• **Supplied entries**
* BEGIN *

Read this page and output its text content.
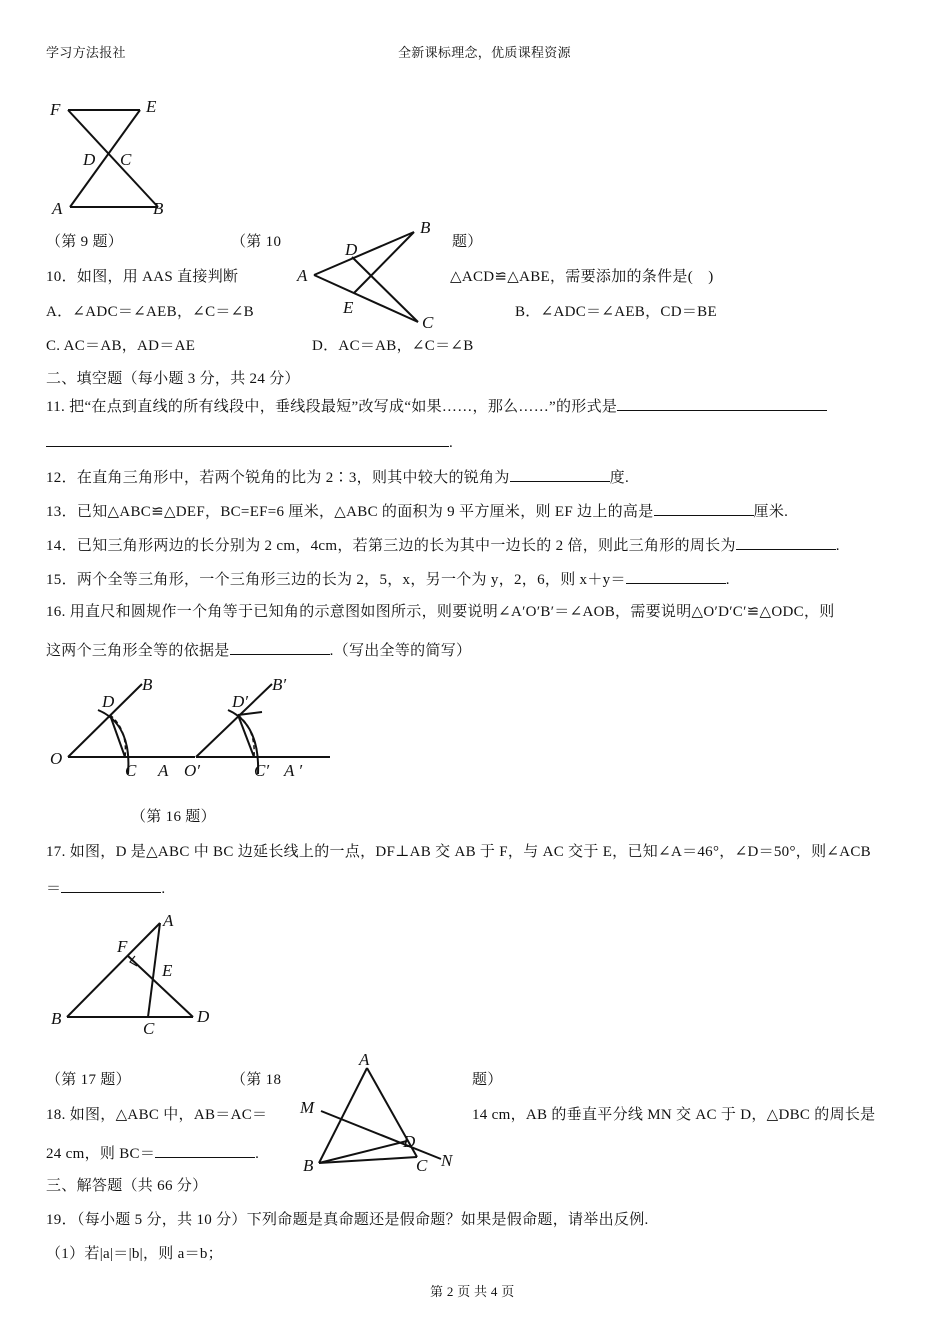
学习方法报社	全新课标理念，优质课程资源
F	E
D C
A	B
（第 9 题）	（第 10	题）
A
B
D
E
C
10．如图，用 AAS 直接判断	△ACD≌△ABE，需要添加的条件是(　)
A．∠ADC＝∠AEB，∠C＝∠B	B．∠ADC＝∠AEB，CD＝BE
C. AC＝AB，AD＝AE	D．AC＝AB，∠C＝∠B
二、填空题（每小题 3 分，共 24 分）
11. 把“在点到直线的所有线段中，垂线段最短”改写成“如果……，那么……”的形式是
.
12．在直角三角形中，若两个锐角的比为 2∶3，则其中较大的锐角为	度.
13．已知△ABC≌△DEF，BC=EF=6 厘米，△ABC 的面积为 9 平方厘米，则 EF 边上的高是	厘米.
14．已知三角形两边的长分别为 2 cm，4cm，若第三边的长为其中一边长的 2 倍，则此三角形的周长为	.
15．两个全等三角形，一个三角形三边的长为 2，5，x，另一个为 y，2，6，则 x＋y＝	.
16. 用直尺和圆规作一个角等于已知角的示意图如图所示，则要说明∠A′O′B′＝∠AOB，需要说明△O′D′C′≌△ODC，则
这两个三角形全等的依据是	.（写出全等的简写）
D
B
O
C A
D′
B′
O′	C′ A ′
（第 16 题）
17. 如图，D 是△ABC 中 BC 边延长线上的一点，DF⊥AB 交 AB 于 F，与 AC 交于 E，已知∠A＝46°，∠D＝50°，则∠ACB
＝	.
A
F
E
B
C
D
（第 17 题）	（第 18	题）
A
M
D
B	C N
18. 如图，△ABC 中，AB＝AC＝	14 cm，AB 的垂直平分线 MN 交 AC 于 D，△DBC 的周长是
24 cm，则 BC＝	.
三、解答题（共 66 分）
19．（每小题 5 分，共 10 分）下列命题是真命题还是假命题？如果是假命题，请举出反例.
（1）若|a|＝|b|，则 a＝b；
第 2 页 共 4 页
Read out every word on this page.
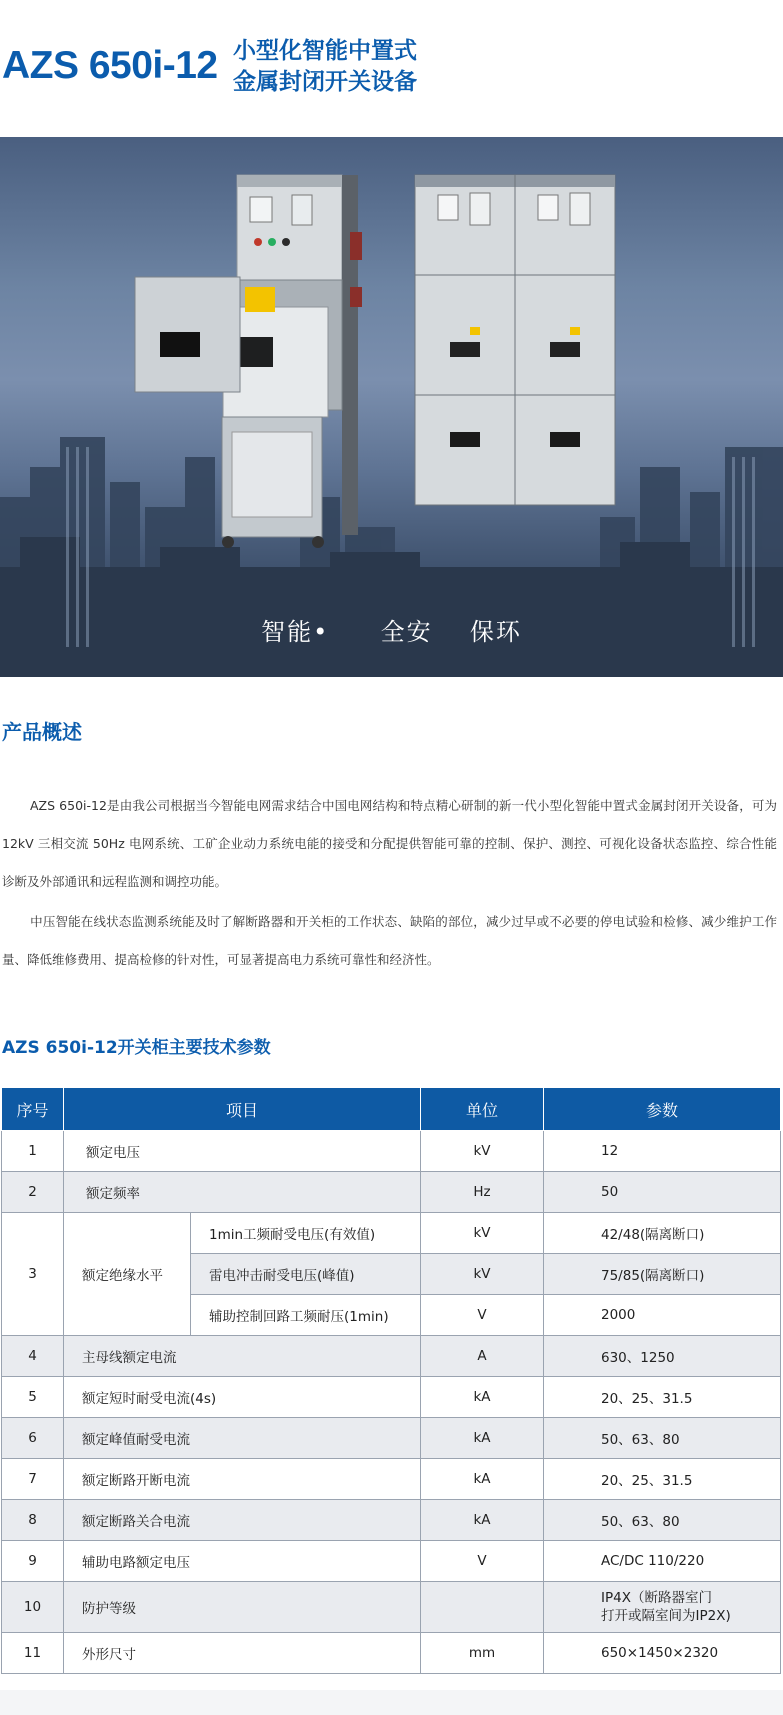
AZS 650i-12 小型化智能中置式
金属封闭开关设备
智能• 全安 保环
产品概述
AZS 650i-12是由我公司根据当今智能电网需求结合中国电网结构和特点精心研制的新一代小型化智能中置式金属封闭开关设备，可为12kV 三相交流 50Hz 电网系统、工矿企业动力系统电能的接受和分配提供智能可靠的控制、保护、测控、可视化设备状态监控、综合性能诊断及外部通讯和远程监测和调控功能。
中压智能在线状态监测系统能及时了解断路器和开关柜的工作状态、缺陷的部位，减少过早或不必要的停电试验和检修、减少维护工作量、降低维修费用、提高检修的针对性，可显著提高电力系统可靠性和经济性。
AZS 650i-12开关柜主要技术参数
序号	项目		单位	参数
1	额定电压		kV	12
2	额定频率		Hz	50
3	额定绝缘水平	1min工频耐受电压(有效值)	kV	42/48(隔离断口)
		雷电冲击耐受电压(峰值)	kV	75/85(隔离断口)
		辅助控制回路工频耐压(1min)	V	2000
4	主母线额定电流		A	630、1250
5	额定短时耐受电流(4s)		kA	20、25、31.5
6	额定峰值耐受电流		kA	50、63、80
7	额定断路开断电流		kA	20、25、31.5
8	额定断路关合电流		kA	50、63、80
9	辅助电路额定电压		V	AC/DC 110/220
10	防护等级			IP4X（断路器室门
打开或隔室间为IP2X)

11	外形尺寸		mm	650×1450×2320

* END *

• **Brief**
Transcribe every entry word for word, but skip the pictures.

• **Completed exercise**
Read this page and output its text content.
学习方法报社	全新课标理念，优质课程资源
F	E
D C
A	B
（第 9 题）	（第 10	题）
A
B
D
E
C
10．如图，用 AAS 直接判断	△ACD≌△ABE，需要添加的条件是(　)
A．∠ADC＝∠AEB，∠C＝∠B	B．∠ADC＝∠AEB，CD＝BE
C. AC＝AB，AD＝AE	D．AC＝AB，∠C＝∠B
二、填空题（每小题 3 分，共 24 分）
11. 把“在点到直线的所有线段中，垂线段最短”改写成“如果……，那么……”的形式是
.
12．在直角三角形中，若两个锐角的比为 2∶3，则其中较大的锐角为	度.
13．已知△ABC≌△DEF，BC=EF=6 厘米，△ABC 的面积为 9 平方厘米，则 EF 边上的高是	厘米.
14．已知三角形两边的长分别为 2 cm，4cm，若第三边的长为其中一边长的 2 倍，则此三角形的周长为	.
15．两个全等三角形，一个三角形三边的长为 2，5，x，另一个为 y，2，6，则 x＋y＝	.
16. 用直尺和圆规作一个角等于已知角的示意图如图所示，则要说明∠A′O′B′＝∠AOB，需要说明△O′D′C′≌△ODC，则
这两个三角形全等的依据是	.（写出全等的简写）
D
B
O
C A
D′
B′
O′	C′ A ′
（第 16 题）
17. 如图，D 是△ABC 中 BC 边延长线上的一点，DF⊥AB 交 AB 于 F，与 AC 交于 E，已知∠A＝46°，∠D＝50°，则∠ACB
＝	.
A
F
E
B
C
D
（第 17 题）	（第 18	题）
A
M
D
B	C N
18. 如图，△ABC 中，AB＝AC＝	14 cm，AB 的垂直平分线 MN 交 AC 于 D，△DBC 的周长是
24 cm，则 BC＝	.
三、解答题（共 66 分）
19．（每小题 5 分，共 10 分）下列命题是真命题还是假命题？如果是假命题，请举出反例.
（1）若|a|＝|b|，则 a＝b；
第 2 页 共 4 页
Read out every word on this page.
AZS 650i-12 小型化智能中置式
金属封闭开关设备
智能• 全安 保环
产品概述
AZS 650i-12是由我公司根据当今智能电网需求结合中国电网结构和特点精心研制的新一代小型化智能中置式金属封闭开关设备，可为12kV 三相交流 50Hz 电网系统、工矿企业动力系统电能的接受和分配提供智能可靠的控制、保护、测控、可视化设备状态监控、综合性能诊断及外部通讯和远程监测和调控功能。
中压智能在线状态监测系统能及时了解断路器和开关柜的工作状态、缺陷的部位，减少过早或不必要的停电试验和检修、减少维护工作量、降低维修费用、提高检修的针对性，可显著提高电力系统可靠性和经济性。
AZS 650i-12开关柜主要技术参数
序号	项目		单位	参数
1	额定电压		kV	12
2	额定频率		Hz	50
3	额定绝缘水平	1min工频耐受电压(有效值)	kV	42/48(隔离断口)
		雷电冲击耐受电压(峰值)	kV	75/85(隔离断口)
		辅助控制回路工频耐压(1min)	V	2000
4	主母线额定电流		A	630、1250
5	额定短时耐受电流(4s)		kA	20、25、31.5
6	额定峰值耐受电流		kA	50、63、80
7	额定断路开断电流		kA	20、25、31.5
8	额定断路关合电流		kA	50、63、80
9	辅助电路额定电压		V	AC/DC 110/220
10	防护等级			IP4X（断路器室门
打开或隔室间为IP2X)

11	外形尺寸		mm	650×1450×2320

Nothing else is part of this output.